++++ Materials provided ++++

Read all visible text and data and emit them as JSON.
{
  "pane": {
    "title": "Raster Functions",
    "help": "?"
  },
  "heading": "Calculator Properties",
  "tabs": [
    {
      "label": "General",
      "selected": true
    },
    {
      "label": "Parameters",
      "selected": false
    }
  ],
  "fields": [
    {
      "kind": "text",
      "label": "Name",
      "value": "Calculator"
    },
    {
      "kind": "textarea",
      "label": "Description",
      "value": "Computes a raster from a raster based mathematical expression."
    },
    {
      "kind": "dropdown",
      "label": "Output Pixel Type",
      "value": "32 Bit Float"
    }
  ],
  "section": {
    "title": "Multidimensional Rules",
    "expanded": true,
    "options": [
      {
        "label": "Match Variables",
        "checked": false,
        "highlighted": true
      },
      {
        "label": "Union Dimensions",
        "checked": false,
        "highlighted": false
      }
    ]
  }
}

++++

_Problem details_
Copy out the material above in its entirety. Every detail must match.

_Full output_
Read all visible text and data and emit them as JSON.
{
  "pane": {
    "title": "Raster Functions",
    "help": "?"
  },
  "heading": "Calculator Properties",
  "tabs": [
    {
      "label": "General",
      "selected": true
    },
    {
      "label": "Parameters",
      "selected": false
    }
  ],
  "fields": [
    {
      "kind": "text",
      "label": "Name",
      "value": "Calculator"
    },
    {
      "kind": "textarea",
      "label": "Description",
      "value": "Computes a raster from a raster based mathematical expression."
    },
    {
      "kind": "dropdown",
      "label": "Output Pixel Type",
      "value": "32 Bit Float"
    }
  ],
  "section": {
    "title": "Multidimensional Rules",
    "expanded": true,
    "options": [
      {
        "label": "Match Variables",
        "checked": false,
        "highlighted": true
      },
      {
        "label": "Union Dimensions",
        "checked": false,
        "highlighted": false
      }
    ]
  }
}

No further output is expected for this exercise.